### The exercise
Can you copy out the data exactly? Leave the images out.

(Stored items from a collection)

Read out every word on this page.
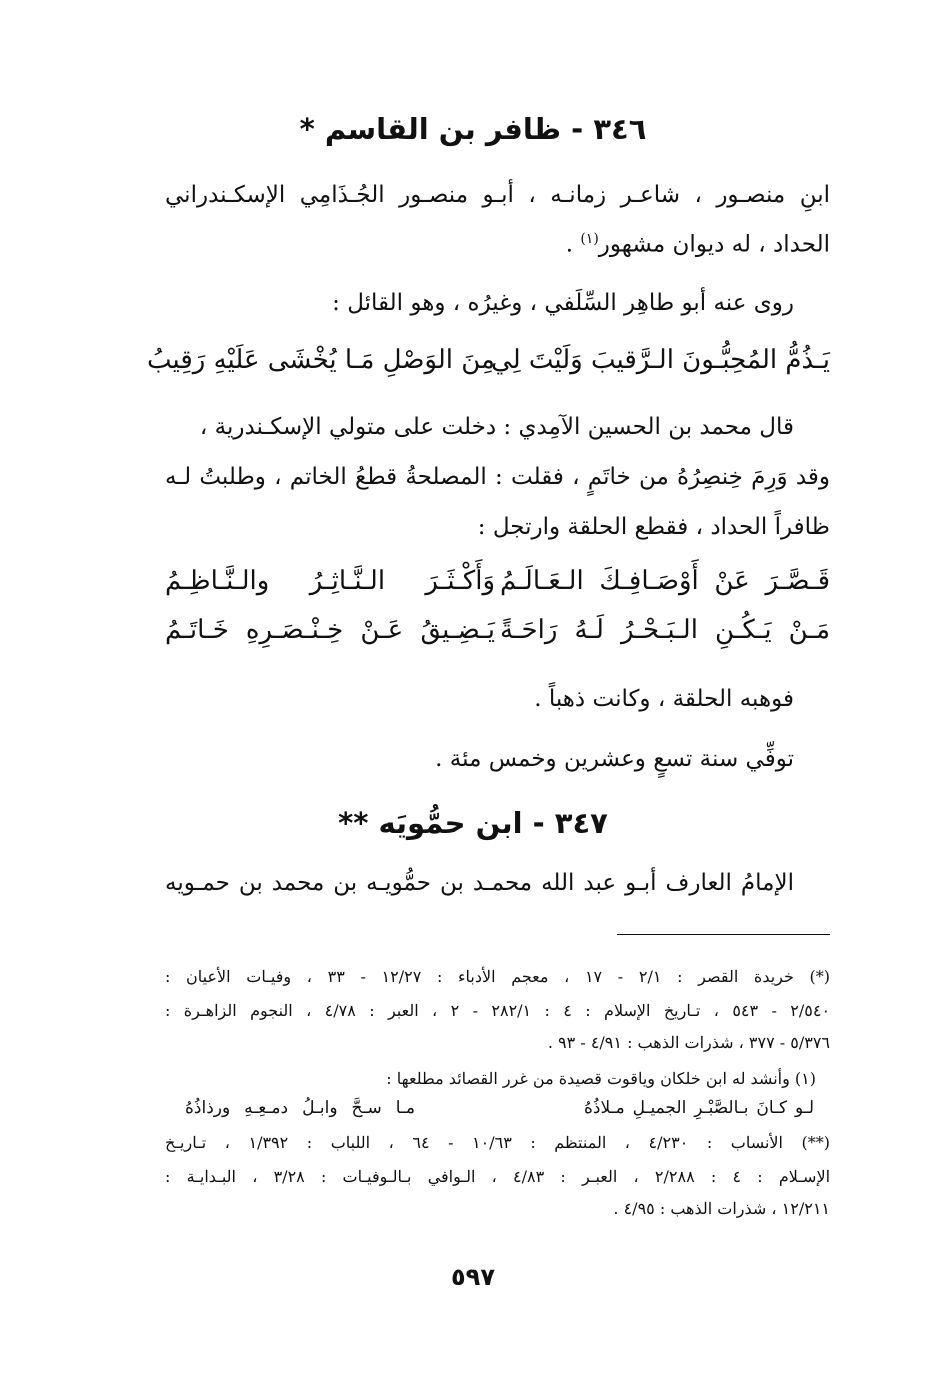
٣٤٦ - ظافر بن القاسم *
ابنِ منصـور ، شاعـر زمانـه ، أبـو منصـور الجُـذَامِي الإسكـندراني
الحداد ، له ديوان مشهور$^{(١)}$ .
روى عنه أبو طاهِر السِّلَفي ، وغيرُه ، وهو القائل :
يَـذُمُّ المُحِبُّـونَ الـرَّقيبَ وَلَيْتَ لِي
مِنَ الوَصْلِ مَـا يُخْشَى عَلَيْهِ رَقِيبُ
قال محمد بن الحسين الآمِدي : دخلت على متولي الإسكـندرية ،
وقد وَرِمَ خِنصِرُهُ من خاتَمٍ ، فقلت : المصلحةُ قطعُ الخاتم ، وطلبتُ لـه
ظافراً الحداد ، فقطع الحلقة وارتجل :
قَـصَّـرَ عَنْ أَوْصَـافِـكَ الـعَـالَـمُ
وَأَكْـثَـرَ الـنَّـاثِـرُ والـنَّـاظِـمُ
مَـنْ يَـكُـنِ الـبَـحْـرُ لَـهُ رَاحَـةً
يَـضِـيقُ عَـنْ خِـنْـصَـرِهِ خَـاتَـمُ
فوهبه الحلقة ، وكانت ذهباً .
توفِّي سنة تسعٍ وعشرين وخمس مئة .
٣٤٧ - ابن حمُّويَه **
الإمامُ العارف أبـو عبد الله محمـد بن حمُّويـه بن محمد بن حمـويه
(*) خريدة القصر : ٢/١ - ١٧ ، معجم الأدباء : ١٢/٢٧ - ٣٣ ، وفيـات الأعيان :
٢/٥٤٠ - ٥٤٣ ، تـاريخ الإسلام : ٤ : ٢٨٢/١ - ٢ ، العبر : ٤/٧٨ ، النجوم الزاهـرة :
٥/٣٧٦ - ٣٧٧ ، شذرات الذهب : ٤/٩١ - ٩٣ .
(١) وأنشد له ابن خلكان وياقوت قصيدة من غرر القصائد مطلعها :
لـو كـانَ بـالصَّبْـرِ الجميـلِ مـلاذُهُ
مـا سـحَّ وابـلُ دمـعِـهِ ورذاذُهُ
(**) الأنساب : ٤/٢٣٠ ، المنتظم : ١٠/٦٣ - ٦٤ ، اللباب : ١/٣٩٢ ، تـاريـخ
الإسـلام : ٤ : ٢/٢٨٨ ، العبـر : ٤/٨٣ ، الـوافي بـالـوفيـات : ٣/٢٨ ، البـدايـة :
١٢/٢١١ ، شذرات الذهب : ٤/٩٥ .
٥٩٧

### Written answer
Read out every word on this page.
٣٤٦ - ظافر بن القاسم *
ابنِ منصـور ، شاعـر زمانـه ، أبـو منصـور الجُـذَامِي الإسكـندراني
الحداد ، له ديوان مشهور$^{(١)}$ .
روى عنه أبو طاهِر السِّلَفي ، وغيرُه ، وهو القائل :
يَـذُمُّ المُحِبُّـونَ الـرَّقيبَ وَلَيْتَ لِي
مِنَ الوَصْلِ مَـا يُخْشَى عَلَيْهِ رَقِيبُ
قال محمد بن الحسين الآمِدي : دخلت على متولي الإسكـندرية ،
وقد وَرِمَ خِنصِرُهُ من خاتَمٍ ، فقلت : المصلحةُ قطعُ الخاتم ، وطلبتُ لـه
ظافراً الحداد ، فقطع الحلقة وارتجل :
قَـصَّـرَ عَنْ أَوْصَـافِـكَ الـعَـالَـمُ
وَأَكْـثَـرَ الـنَّـاثِـرُ والـنَّـاظِـمُ
مَـنْ يَـكُـنِ الـبَـحْـرُ لَـهُ رَاحَـةً
يَـضِـيقُ عَـنْ خِـنْـصَـرِهِ خَـاتَـمُ
فوهبه الحلقة ، وكانت ذهباً .
توفِّي سنة تسعٍ وعشرين وخمس مئة .
٣٤٧ - ابن حمُّويَه **
الإمامُ العارف أبـو عبد الله محمـد بن حمُّويـه بن محمد بن حمـويه
(*) خريدة القصر : ٢/١ - ١٧ ، معجم الأدباء : ١٢/٢٧ - ٣٣ ، وفيـات الأعيان :
٢/٥٤٠ - ٥٤٣ ، تـاريخ الإسلام : ٤ : ٢٨٢/١ - ٢ ، العبر : ٤/٧٨ ، النجوم الزاهـرة :
٥/٣٧٦ - ٣٧٧ ، شذرات الذهب : ٤/٩١ - ٩٣ .
(١) وأنشد له ابن خلكان وياقوت قصيدة من غرر القصائد مطلعها :
لـو كـانَ بـالصَّبْـرِ الجميـلِ مـلاذُهُ
مـا سـحَّ وابـلُ دمـعِـهِ ورذاذُهُ
(**) الأنساب : ٤/٢٣٠ ، المنتظم : ١٠/٦٣ - ٦٤ ، اللباب : ١/٣٩٢ ، تـاريـخ
الإسـلام : ٤ : ٢/٢٨٨ ، العبـر : ٤/٨٣ ، الـوافي بـالـوفيـات : ٣/٢٨ ، البـدايـة :
١٢/٢١١ ، شذرات الذهب : ٤/٩٥ .
٥٩٧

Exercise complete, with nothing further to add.